[Source data]
____
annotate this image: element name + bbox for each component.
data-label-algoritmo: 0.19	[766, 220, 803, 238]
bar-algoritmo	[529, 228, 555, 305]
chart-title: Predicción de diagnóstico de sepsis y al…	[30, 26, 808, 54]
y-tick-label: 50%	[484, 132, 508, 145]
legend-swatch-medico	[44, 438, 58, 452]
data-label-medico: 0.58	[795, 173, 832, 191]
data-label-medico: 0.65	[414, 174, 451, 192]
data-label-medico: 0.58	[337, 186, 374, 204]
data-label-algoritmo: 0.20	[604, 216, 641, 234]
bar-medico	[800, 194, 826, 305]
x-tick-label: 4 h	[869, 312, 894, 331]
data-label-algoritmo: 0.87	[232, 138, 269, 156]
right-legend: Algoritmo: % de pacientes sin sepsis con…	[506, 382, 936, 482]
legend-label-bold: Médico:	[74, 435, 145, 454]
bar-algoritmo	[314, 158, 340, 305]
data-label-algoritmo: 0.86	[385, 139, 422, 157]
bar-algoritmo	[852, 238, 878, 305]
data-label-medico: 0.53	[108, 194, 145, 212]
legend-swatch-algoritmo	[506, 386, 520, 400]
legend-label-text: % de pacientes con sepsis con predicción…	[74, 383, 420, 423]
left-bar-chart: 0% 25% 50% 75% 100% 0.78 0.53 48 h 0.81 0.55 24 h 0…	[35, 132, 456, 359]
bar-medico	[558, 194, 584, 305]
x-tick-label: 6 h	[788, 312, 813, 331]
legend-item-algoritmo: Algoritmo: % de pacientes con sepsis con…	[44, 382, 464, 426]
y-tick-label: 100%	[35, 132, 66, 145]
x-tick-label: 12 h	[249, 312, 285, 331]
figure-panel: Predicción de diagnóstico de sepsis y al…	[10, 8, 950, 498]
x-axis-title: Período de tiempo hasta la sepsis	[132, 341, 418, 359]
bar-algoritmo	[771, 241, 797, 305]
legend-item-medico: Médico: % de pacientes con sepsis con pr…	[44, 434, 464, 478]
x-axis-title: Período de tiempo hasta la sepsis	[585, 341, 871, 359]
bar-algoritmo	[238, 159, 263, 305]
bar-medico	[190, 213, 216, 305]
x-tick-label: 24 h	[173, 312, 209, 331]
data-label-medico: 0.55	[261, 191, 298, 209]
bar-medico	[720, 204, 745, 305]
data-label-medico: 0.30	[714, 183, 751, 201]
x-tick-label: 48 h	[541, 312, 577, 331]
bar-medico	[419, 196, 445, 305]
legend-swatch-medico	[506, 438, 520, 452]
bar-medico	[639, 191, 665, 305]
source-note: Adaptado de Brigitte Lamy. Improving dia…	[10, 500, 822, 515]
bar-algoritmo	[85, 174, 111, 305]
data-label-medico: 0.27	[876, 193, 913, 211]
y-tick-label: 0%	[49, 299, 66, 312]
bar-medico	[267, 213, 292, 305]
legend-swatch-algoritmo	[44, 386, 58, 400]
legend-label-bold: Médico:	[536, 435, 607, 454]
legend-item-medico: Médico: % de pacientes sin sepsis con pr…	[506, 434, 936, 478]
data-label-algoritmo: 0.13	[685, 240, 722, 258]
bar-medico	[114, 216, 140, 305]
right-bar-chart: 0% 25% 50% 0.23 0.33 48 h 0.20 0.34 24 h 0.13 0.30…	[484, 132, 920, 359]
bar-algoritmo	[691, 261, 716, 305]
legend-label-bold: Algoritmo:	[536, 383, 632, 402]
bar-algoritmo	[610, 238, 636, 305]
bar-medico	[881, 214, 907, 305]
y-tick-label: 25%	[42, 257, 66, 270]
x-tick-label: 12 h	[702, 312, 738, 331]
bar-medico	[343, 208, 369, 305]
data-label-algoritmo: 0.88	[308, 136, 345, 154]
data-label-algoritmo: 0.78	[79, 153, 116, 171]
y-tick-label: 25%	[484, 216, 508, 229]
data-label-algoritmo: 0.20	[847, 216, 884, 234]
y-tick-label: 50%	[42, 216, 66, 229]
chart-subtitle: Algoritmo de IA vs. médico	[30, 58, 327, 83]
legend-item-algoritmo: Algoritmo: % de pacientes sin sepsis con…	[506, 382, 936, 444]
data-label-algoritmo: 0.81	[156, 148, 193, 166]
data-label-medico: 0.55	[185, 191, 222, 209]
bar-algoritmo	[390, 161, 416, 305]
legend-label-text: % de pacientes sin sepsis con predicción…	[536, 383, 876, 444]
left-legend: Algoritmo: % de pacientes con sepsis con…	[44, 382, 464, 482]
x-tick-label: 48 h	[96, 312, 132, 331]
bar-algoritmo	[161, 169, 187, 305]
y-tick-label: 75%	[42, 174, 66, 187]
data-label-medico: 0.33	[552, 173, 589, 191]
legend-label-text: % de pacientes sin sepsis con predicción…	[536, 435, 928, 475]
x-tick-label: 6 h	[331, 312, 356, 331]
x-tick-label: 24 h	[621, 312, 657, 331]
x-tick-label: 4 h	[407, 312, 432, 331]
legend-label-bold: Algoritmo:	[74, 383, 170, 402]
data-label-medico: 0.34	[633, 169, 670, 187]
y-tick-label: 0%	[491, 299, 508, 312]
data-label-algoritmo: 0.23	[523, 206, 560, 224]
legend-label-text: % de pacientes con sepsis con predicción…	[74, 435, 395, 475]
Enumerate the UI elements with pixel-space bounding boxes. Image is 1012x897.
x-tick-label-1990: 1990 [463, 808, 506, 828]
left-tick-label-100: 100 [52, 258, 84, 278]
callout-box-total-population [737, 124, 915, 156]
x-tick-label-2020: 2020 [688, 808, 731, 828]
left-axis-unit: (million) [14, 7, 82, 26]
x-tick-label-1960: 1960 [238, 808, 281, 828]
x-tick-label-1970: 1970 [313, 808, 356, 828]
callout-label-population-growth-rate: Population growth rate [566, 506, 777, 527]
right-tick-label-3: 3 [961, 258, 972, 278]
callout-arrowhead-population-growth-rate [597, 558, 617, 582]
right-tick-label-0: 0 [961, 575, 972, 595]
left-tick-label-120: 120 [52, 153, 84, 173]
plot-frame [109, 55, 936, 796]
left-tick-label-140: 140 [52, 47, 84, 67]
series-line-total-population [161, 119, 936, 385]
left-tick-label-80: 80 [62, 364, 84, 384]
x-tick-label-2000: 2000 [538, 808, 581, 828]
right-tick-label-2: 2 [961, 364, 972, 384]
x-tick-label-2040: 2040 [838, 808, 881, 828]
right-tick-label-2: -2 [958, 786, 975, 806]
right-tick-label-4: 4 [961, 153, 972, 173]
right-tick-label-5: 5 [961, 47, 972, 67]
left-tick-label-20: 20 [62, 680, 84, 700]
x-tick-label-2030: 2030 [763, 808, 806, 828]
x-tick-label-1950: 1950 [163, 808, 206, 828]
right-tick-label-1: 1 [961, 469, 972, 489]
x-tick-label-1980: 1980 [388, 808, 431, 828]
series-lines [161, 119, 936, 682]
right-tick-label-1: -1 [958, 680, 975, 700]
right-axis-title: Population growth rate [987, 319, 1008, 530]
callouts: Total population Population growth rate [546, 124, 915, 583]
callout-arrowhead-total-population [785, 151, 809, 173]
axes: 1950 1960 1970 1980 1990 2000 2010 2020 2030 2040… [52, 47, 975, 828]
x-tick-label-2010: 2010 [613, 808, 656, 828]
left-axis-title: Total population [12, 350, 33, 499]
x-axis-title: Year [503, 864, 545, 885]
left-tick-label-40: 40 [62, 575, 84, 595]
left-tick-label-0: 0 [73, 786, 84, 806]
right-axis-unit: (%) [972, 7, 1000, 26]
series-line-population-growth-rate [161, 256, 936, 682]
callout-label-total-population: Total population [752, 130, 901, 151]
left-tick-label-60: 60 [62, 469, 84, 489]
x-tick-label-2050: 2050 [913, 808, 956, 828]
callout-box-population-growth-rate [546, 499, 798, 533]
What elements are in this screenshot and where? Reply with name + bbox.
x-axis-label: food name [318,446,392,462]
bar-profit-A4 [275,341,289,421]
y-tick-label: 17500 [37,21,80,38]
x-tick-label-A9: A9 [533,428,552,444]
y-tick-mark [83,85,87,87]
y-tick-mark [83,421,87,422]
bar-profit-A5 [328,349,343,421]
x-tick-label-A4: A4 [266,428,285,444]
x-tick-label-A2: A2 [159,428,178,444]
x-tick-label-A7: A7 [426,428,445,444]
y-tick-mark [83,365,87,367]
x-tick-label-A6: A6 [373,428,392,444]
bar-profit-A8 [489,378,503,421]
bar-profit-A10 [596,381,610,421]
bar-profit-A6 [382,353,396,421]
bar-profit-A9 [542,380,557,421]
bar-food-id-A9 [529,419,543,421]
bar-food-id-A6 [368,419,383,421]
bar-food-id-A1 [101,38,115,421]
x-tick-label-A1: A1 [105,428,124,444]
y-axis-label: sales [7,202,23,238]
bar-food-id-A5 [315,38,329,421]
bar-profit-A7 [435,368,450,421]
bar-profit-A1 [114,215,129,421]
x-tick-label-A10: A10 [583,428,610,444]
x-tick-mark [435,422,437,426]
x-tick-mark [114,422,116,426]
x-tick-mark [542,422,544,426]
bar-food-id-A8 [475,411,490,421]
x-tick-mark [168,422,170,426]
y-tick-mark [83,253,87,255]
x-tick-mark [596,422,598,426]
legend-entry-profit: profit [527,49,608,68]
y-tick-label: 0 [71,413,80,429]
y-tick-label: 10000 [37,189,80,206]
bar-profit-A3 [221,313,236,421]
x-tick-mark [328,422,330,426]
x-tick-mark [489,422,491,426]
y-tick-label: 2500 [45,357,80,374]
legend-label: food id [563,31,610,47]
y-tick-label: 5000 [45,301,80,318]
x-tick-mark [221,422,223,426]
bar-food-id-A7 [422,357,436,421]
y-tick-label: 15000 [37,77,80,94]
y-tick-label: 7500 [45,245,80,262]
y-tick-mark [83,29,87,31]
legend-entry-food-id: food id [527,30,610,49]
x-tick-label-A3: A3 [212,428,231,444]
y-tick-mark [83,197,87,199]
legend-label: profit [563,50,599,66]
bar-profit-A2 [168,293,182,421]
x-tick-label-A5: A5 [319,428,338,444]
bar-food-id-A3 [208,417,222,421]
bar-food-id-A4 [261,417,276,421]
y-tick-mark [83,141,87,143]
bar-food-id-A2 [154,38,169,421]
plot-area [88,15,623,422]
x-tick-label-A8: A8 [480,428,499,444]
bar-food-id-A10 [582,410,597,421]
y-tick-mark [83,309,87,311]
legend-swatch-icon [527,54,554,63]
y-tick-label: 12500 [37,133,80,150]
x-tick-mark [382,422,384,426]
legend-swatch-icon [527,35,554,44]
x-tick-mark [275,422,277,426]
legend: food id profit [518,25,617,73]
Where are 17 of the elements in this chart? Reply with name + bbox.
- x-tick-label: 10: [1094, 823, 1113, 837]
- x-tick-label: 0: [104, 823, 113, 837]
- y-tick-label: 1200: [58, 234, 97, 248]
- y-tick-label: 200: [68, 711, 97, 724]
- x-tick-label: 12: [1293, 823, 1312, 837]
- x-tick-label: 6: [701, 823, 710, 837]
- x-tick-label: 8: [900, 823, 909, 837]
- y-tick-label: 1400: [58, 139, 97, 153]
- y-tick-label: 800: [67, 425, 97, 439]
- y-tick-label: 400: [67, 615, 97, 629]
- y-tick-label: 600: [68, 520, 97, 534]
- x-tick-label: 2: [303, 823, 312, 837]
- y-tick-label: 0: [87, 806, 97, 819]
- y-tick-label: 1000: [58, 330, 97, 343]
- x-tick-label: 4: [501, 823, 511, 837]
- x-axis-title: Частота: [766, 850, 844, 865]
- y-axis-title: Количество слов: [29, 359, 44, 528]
____
Render the lines above as a numbered list, from the first line through the line containing "238, 878, 305]", inclusive. Omit any blank lines.

1. annotate this image: element name + bbox for each component.
2. data-label-algoritmo: 0.19	[766, 220, 803, 238]
3. bar-algoritmo	[529, 228, 555, 305]
4. chart-title: Predicción de diagnóstico de sepsis y al…	[30, 26, 808, 54]
5. y-tick-label: 50%	[484, 132, 508, 145]
6. legend-swatch-medico	[44, 438, 58, 452]
7. data-label-medico: 0.58	[795, 173, 832, 191]
8. data-label-medico: 0.65	[414, 174, 451, 192]
9. data-label-medico: 0.58	[337, 186, 374, 204]
10. data-label-algoritmo: 0.20	[604, 216, 641, 234]
11. bar-medico	[800, 194, 826, 305]
12. x-tick-label: 4 h	[869, 312, 894, 331]
13. data-label-algoritmo: 0.87	[232, 138, 269, 156]
14. right-legend: Algoritmo: % de pacientes sin sepsis con…	[506, 382, 936, 482]
15. legend-label-bold: Médico:	[74, 435, 145, 454]
16. bar-algoritmo	[314, 158, 340, 305]
17. data-label-algoritmo: 0.86	[385, 139, 422, 157]
18. bar-algoritmo	[852, 238, 878, 305]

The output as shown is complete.